### Stated problem
What is needed is an exact copy of the entries below, from the line that contains "Convert this screenshot" through the final line, both included, and nothing else.

Data records
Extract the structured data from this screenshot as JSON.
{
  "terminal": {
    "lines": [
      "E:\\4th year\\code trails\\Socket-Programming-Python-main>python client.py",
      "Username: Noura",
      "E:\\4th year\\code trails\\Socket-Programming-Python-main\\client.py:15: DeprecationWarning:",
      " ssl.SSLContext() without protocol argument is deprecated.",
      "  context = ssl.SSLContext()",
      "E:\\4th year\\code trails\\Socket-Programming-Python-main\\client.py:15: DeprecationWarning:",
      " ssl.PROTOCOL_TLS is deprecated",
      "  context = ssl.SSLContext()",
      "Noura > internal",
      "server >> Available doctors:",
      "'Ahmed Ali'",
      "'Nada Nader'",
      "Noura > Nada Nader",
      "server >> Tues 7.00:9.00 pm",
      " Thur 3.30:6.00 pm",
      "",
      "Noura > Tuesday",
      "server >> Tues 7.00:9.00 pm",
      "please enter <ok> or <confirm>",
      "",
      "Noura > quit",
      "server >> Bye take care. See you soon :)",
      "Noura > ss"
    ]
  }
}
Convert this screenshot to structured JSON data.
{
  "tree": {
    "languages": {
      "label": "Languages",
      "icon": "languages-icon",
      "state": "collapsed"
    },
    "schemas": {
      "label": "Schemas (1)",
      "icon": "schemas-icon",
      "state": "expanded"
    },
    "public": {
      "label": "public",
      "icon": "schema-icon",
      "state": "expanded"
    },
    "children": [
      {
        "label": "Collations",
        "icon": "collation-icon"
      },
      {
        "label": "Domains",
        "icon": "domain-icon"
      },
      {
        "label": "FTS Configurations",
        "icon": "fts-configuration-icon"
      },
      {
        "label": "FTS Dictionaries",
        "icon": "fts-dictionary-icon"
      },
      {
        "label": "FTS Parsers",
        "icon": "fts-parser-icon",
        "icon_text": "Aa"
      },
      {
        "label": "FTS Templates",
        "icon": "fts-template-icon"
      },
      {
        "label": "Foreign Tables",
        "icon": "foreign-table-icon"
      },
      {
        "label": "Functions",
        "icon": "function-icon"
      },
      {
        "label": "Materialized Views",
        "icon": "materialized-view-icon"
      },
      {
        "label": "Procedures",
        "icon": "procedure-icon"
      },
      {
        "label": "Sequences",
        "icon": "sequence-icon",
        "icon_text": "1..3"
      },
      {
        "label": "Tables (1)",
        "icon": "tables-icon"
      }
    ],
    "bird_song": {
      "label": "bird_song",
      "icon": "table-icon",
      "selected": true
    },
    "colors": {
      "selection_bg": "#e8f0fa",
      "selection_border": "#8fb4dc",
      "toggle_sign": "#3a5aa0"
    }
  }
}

### Final result
Convert this screenshot to structured JSON data.
{
  "tree": {
    "languages": {
      "label": "Languages",
      "icon": "languages-icon",
      "state": "collapsed"
    },
    "schemas": {
      "label": "Schemas (1)",
      "icon": "schemas-icon",
      "state": "expanded"
    },
    "public": {
      "label": "public",
      "icon": "schema-icon",
      "state": "expanded"
    },
    "children": [
      {
        "label": "Collations",
        "icon": "collation-icon"
      },
      {
        "label": "Domains",
        "icon": "domain-icon"
      },
      {
        "label": "FTS Configurations",
        "icon": "fts-configuration-icon"
      },
      {
        "label": "FTS Dictionaries",
        "icon": "fts-dictionary-icon"
      },
      {
        "label": "FTS Parsers",
        "icon": "fts-parser-icon",
        "icon_text": "Aa"
      },
      {
        "label": "FTS Templates",
        "icon": "fts-template-icon"
      },
      {
        "label": "Foreign Tables",
        "icon": "foreign-table-icon"
      },
      {
        "label": "Functions",
        "icon": "function-icon"
      },
      {
        "label": "Materialized Views",
        "icon": "materialized-view-icon"
      },
      {
        "label": "Procedures",
        "icon": "procedure-icon"
      },
      {
        "label": "Sequences",
        "icon": "sequence-icon",
        "icon_text": "1..3"
      },
      {
        "label": "Tables (1)",
        "icon": "tables-icon"
      }
    ],
    "bird_song": {
      "label": "bird_song",
      "icon": "table-icon",
      "selected": true
    },
    "colors": {
      "selection_bg": "#e8f0fa",
      "selection_border": "#8fb4dc",
      "toggle_sign": "#3a5aa0"
    }
  }
}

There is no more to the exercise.